- [WORK TO COMPLETE]: Show only lines that include "this".

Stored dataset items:

/---

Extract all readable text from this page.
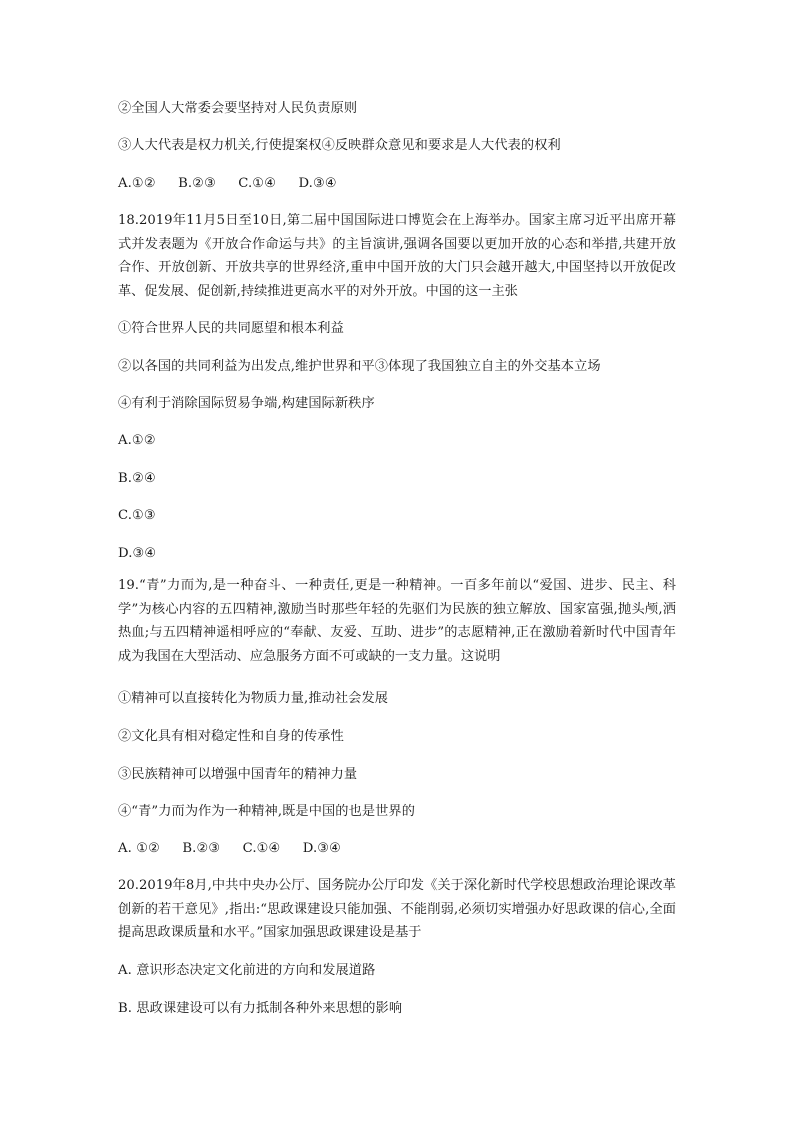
②全国人大常委会要坚持对人民负责原则
③人大代表是权力机关,行使提案权④反映群众意见和要求是人大代表的权利
A.①② B.②③ C.①④ D.③④
18.2019年11月5日至10日,第二届中国国际进口博览会在上海举办。国家主席习近平出席开幕式并发表题为《开放合作命运与共》的主旨演讲,强调各国要以更加开放的心态和举措,共建开放合作、开放创新、开放共享的世界经济,重申中国开放的大门只会越开越大,中国坚持以开放促改革、促发展、促创新,持续推进更高水平的对外开放。中国的这一主张
①符合世界人民的共同愿望和根本利益
②以各国的共同利益为出发点,维护世界和平③体现了我国独立自主的外交基本立场
④有利于消除国际贸易争端,构建国际新秩序
A.①②
B.②④
C.①③
D.③④
19.“青”力而为,是一种奋斗、一种责任,更是一种精神。一百多年前以“爱国、进步、民主、科学”为核心内容的五四精神,激励当时那些年轻的先驱们为民族的独立解放、国家富强,抛头颅,洒热血;与五四精神遥相呼应的“奉献、友爱、互助、进步”的志愿精神,正在激励着新时代中国青年成为我国在大型活动、应急服务方面不可或缺的一支力量。这说明
①精神可以直接转化为物质力量,推动社会发展
②文化具有相对稳定性和自身的传承性
③民族精神可以增强中国青年的精神力量
④“青”力而为作为一种精神,既是中国的也是世界的
A. ①② B.②③ C.①④ D.③④
20.2019年8月,中共中央办公厅、国务院办公厅印发《关于深化新时代学校思想政治理论课改革创新的若干意见》,指出:“思政课建设只能加强、不能削弱,必须切实增强办好思政课的信心,全面提高思政课质量和水平。”国家加强思政课建设是基于
A. 意识形态决定文化前进的方向和发展道路
B. 思政课建设可以有力抵制各种外来思想的影响
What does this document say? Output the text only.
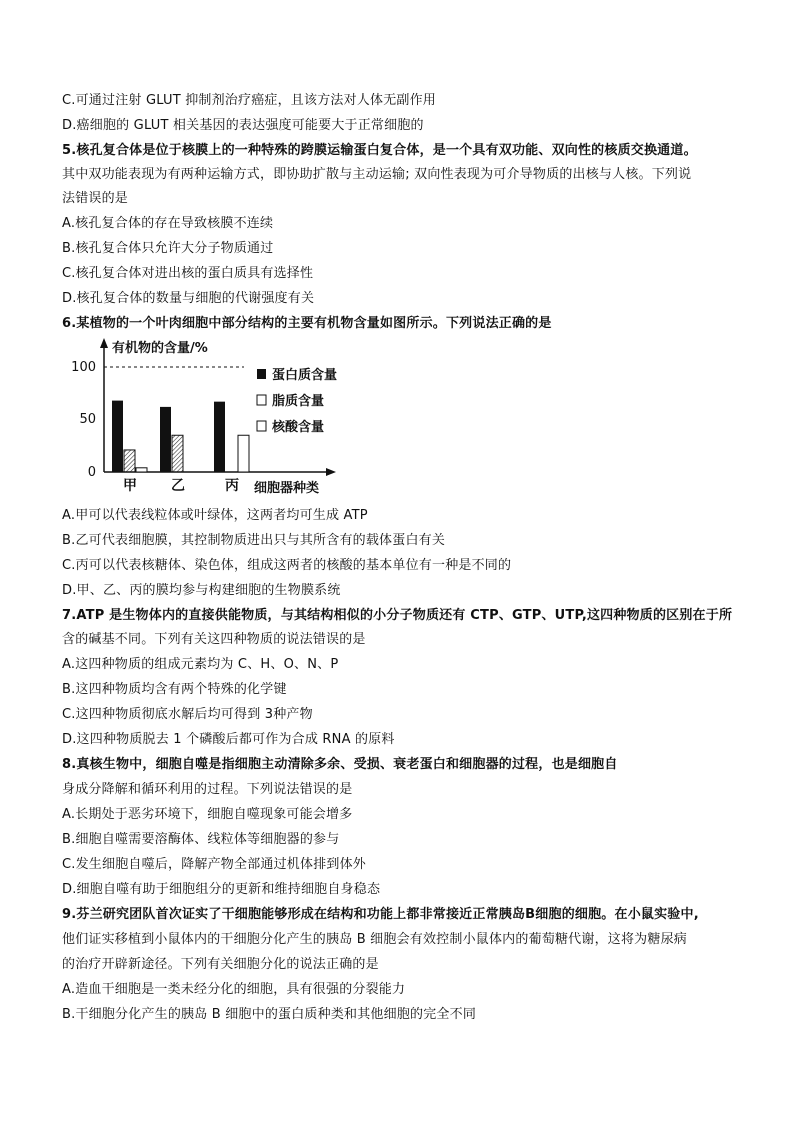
C.可通过注射 GLUT 抑制剂治疗癌症，且该方法对人体无副作用
D.癌细胞的 GLUT 相关基因的表达强度可能要大于正常细胞的
5.核孔复合体是位于核膜上的一种特殊的跨膜运输蛋白复合体，是一个具有双功能、双向性的核质交换通道。
其中双功能表现为有两种运输方式，即协助扩散与主动运输; 双向性表现为可介导物质的出核与人核。下列说
法错误的是
A.核孔复合体的存在导致核膜不连续
B.核孔复合体只允许大分子物质通过
C.核孔复合体对进出核的蛋白质具有选择性
D.核孔复合体的数量与细胞的代谢强度有关
6.某植物的一个叶肉细胞中部分结构的主要有机物含量如图所示。下列说法正确的是
100
50
0
有机物的含量/%
细胞器种类
甲 乙	丙
蛋白质含量
脂质含量
核酸含量
A.甲可以代表线粒体或叶绿体，这两者均可生成 ATP
B.乙可代表细胞膜，其控制物质进出只与其所含有的载体蛋白有关
C.丙可以代表核糖体、染色体，组成这两者的核酸的基本单位有一种是不同的
D.甲、乙、丙的膜均参与构建细胞的生物膜系统
7.ATP 是生物体内的直接供能物质，与其结构相似的小分子物质还有 CTP、GTP、UTP,这四种物质的区别在于所
含的碱基不同。下列有关这四种物质的说法错误的是
A.这四种物质的组成元素均为 C、H、O、N、P
B.这四种物质均含有两个特殊的化学键
C.这四种物质彻底水解后均可得到 3种产物
D.这四种物质脱去 1 个磷酸后都可作为合成 RNA 的原料
8.真核生物中，细胞自噬是指细胞主动清除多余、受损、衰老蛋白和细胞器的过程，也是细胞自
身成分降解和循环利用的过程。下列说法错误的是
A.长期处于恶劣环境下，细胞自噬现象可能会增多
B.细胞自噬需要溶酶体、线粒体等细胞器的参与
C.发生细胞自噬后，降解产物全部通过机体排到体外
D.细胞自噬有助于细胞组分的更新和维持细胞自身稳态
9.芬兰研究团队首次证实了干细胞能够形成在结构和功能上都非常接近正常胰岛B细胞的细胞。在小鼠实验中,
他们证实移植到小鼠体内的干细胞分化产生的胰岛 B 细胞会有效控制小鼠体内的葡萄糖代谢，这将为糖尿病
的治疗开辟新途径。下列有关细胞分化的说法正确的是
A.造血干细胞是一类未经分化的细胞，具有很强的分裂能力
B.干细胞分化产生的胰岛 B 细胞中的蛋白质种类和其他细胞的完全不同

\---

- [ANSWER BELOW]:
Extract all readable text from this page.
What does this document say? Output the text only.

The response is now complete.